[Saved entries]
╭──

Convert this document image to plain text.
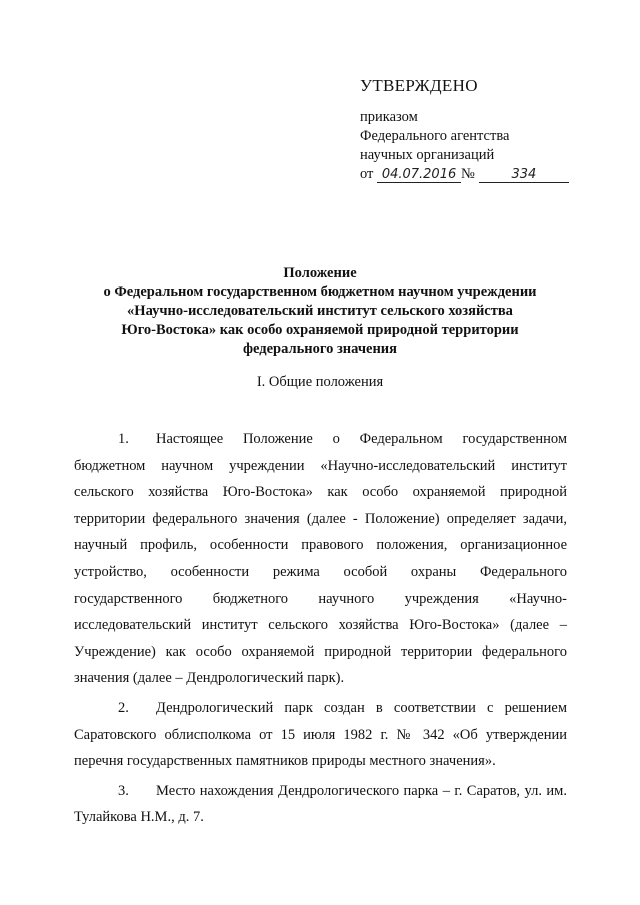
УТВЕРЖДЕНО
приказом
Федерального агентства
научных организаций
от 04.07.2016 №	334
Положение
о Федеральном государственном бюджетном научном учреждении
«Научно-исследовательский институт сельского хозяйства
Юго-Востока» как особо охраняемой природной территории
федерального значения
I. Общие положения

1. Настоящее Положение о Федеральном государственном бюджетном научном учреждении «Научно-исследовательский институт сельского хозяйства Юго-Востока» как особо охраняемой природной территории федерального значения (далее - Положение) определяет задачи, научный профиль, особенности правового положения, организационное устройство, особенности режима особой охраны Федерального государственного бюджетного научного учреждения «Научно-исследовательский институт сельского хозяйства Юго-Востока» (далее – Учреждение) как особо охраняемой природной территории федерального значения (далее – Дендрологический парк).

2. Дендрологический парк создан в соответствии с решением Саратовского облисполкома от 15 июля 1982 г. № 342 «Об утверждении перечня государственных памятников природы местного значения».

3. Место нахождения Дендрологического парка – г. Саратов, ул. им. Тулайкова Н.М., д. 7.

╰──

• [Objective]:
Set down the lines of the records above exactly, apart from the pictures.

• [Expected answer]:
Convert this document image to plain text.
УТВЕРЖДЕНО
приказом
Федерального агентства
научных организаций
от 04.07.2016 №	334
Положение
о Федеральном государственном бюджетном научном учреждении
«Научно-исследовательский институт сельского хозяйства
Юго-Востока» как особо охраняемой природной территории
федерального значения
I. Общие положения

1. Настоящее Положение о Федеральном государственном бюджетном научном учреждении «Научно-исследовательский институт сельского хозяйства Юго-Востока» как особо охраняемой природной территории федерального значения (далее - Положение) определяет задачи, научный профиль, особенности правового положения, организационное устройство, особенности режима особой охраны Федерального государственного бюджетного научного учреждения «Научно-исследовательский институт сельского хозяйства Юго-Востока» (далее – Учреждение) как особо охраняемой природной территории федерального значения (далее – Дендрологический парк).

2. Дендрологический парк создан в соответствии с решением Саратовского облисполкома от 15 июля 1982 г. № 342 «Об утверждении перечня государственных памятников природы местного значения».

3. Место нахождения Дендрологического парка – г. Саратов, ул. им. Тулайкова Н.М., д. 7.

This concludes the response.